---- GIVEN RECORDS

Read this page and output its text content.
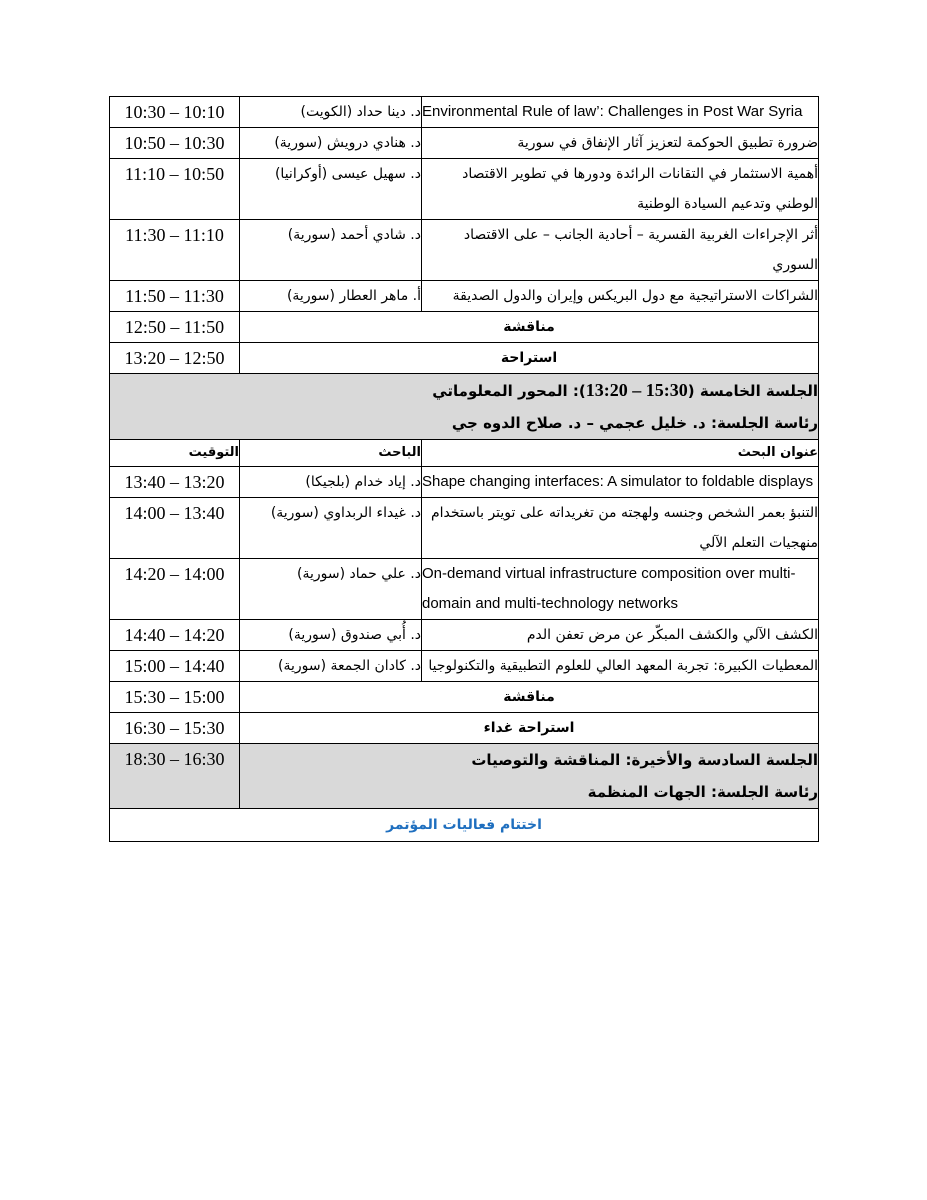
Environmental Rule of law’: Challenges in Post War Syria	د. دينا حداد (الكويت)	10:30 – 10:10
ضرورة تطبيق الحوكمة لتعزيز آثار الإنفاق في سورية	د. هنادي درويش (سورية)	10:50 – 10:30
أهمية الاستثمار في التقانات الرائدة ودورها في تطوير الاقتصاد الوطني وتدعيم السيادة الوطنية	د. سهيل عيسى (أوكرانيا)	11:10 – 10:50
أثر الإجراءات الغربية القسرية – أحادية الجانب – على الاقتصاد السوري	د. شادي أحمد (سورية)	11:30 – 11:10
الشراكات الاستراتيجية مع دول البريكس وإيران والدول الصديقة	أ. ماهر العطار (سورية)	11:50 – 11:30
مناقشة		12:50 – 11:50
استراحة		13:20 – 12:50

الجلسة الخامسة (13:20 – 15:30): المحور المعلوماتي
رئاسة الجلسة: د. خليل عجمي – د. صلاح الدوه جي		

عنوان البحث	الباحث	التوقيت
Shape changing interfaces: A simulator to foldable displays	د. إياد خدام (بلجيكا)	13:40 – 13:20
التنبؤ بعمر الشخص وجنسه ولهجته من تغريداته على تويتر باستخدام منهجيات التعلم الآلي	د. غيداء الربداوي (سورية)	14:00 – 13:40
On-demand virtual infrastructure composition over multi-domain and multi-technology networks	د. علي حماد (سورية)	14:20 – 14:00
الكشف الآلي والكشف المبكّر عن مرض تعفن الدم	د. أُبي صندوق (سورية)	14:40 – 14:20
المعطيات الكبيرة: تجربة المعهد العالي للعلوم التطبيقية والتكنولوجيا	د. كادان الجمعة (سورية)	15:00 – 14:40
مناقشة		15:30 – 15:00
استراحة غداء		16:30 – 15:30

الجلسة السادسة والأخيرة: المناقشة والتوصيات
رئاسة الجلسة: الجهات المنظمة		18:30 – 16:30
اختتام فعاليات المؤتمر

--------

*GOAL*
Retype all entries exactly as they appear, dropping the images.

*EXERCISE RESPONSE*
Read this page and output its text content.
Environmental Rule of law’: Challenges in Post War Syria	د. دينا حداد (الكويت)	10:30 – 10:10
ضرورة تطبيق الحوكمة لتعزيز آثار الإنفاق في سورية	د. هنادي درويش (سورية)	10:50 – 10:30
أهمية الاستثمار في التقانات الرائدة ودورها في تطوير الاقتصاد الوطني وتدعيم السيادة الوطنية	د. سهيل عيسى (أوكرانيا)	11:10 – 10:50
أثر الإجراءات الغربية القسرية – أحادية الجانب – على الاقتصاد السوري	د. شادي أحمد (سورية)	11:30 – 11:10
الشراكات الاستراتيجية مع دول البريكس وإيران والدول الصديقة	أ. ماهر العطار (سورية)	11:50 – 11:30
مناقشة		12:50 – 11:50
استراحة		13:20 – 12:50

الجلسة الخامسة (13:20 – 15:30): المحور المعلوماتي
رئاسة الجلسة: د. خليل عجمي – د. صلاح الدوه جي		

عنوان البحث	الباحث	التوقيت
Shape changing interfaces: A simulator to foldable displays	د. إياد خدام (بلجيكا)	13:40 – 13:20
التنبؤ بعمر الشخص وجنسه ولهجته من تغريداته على تويتر باستخدام منهجيات التعلم الآلي	د. غيداء الربداوي (سورية)	14:00 – 13:40
On-demand virtual infrastructure composition over multi-domain and multi-technology networks	د. علي حماد (سورية)	14:20 – 14:00
الكشف الآلي والكشف المبكّر عن مرض تعفن الدم	د. أُبي صندوق (سورية)	14:40 – 14:20
المعطيات الكبيرة: تجربة المعهد العالي للعلوم التطبيقية والتكنولوجيا	د. كادان الجمعة (سورية)	15:00 – 14:40
مناقشة		15:30 – 15:00
استراحة غداء		16:30 – 15:30

الجلسة السادسة والأخيرة: المناقشة والتوصيات
رئاسة الجلسة: الجهات المنظمة		18:30 – 16:30
اختتام فعاليات المؤتمر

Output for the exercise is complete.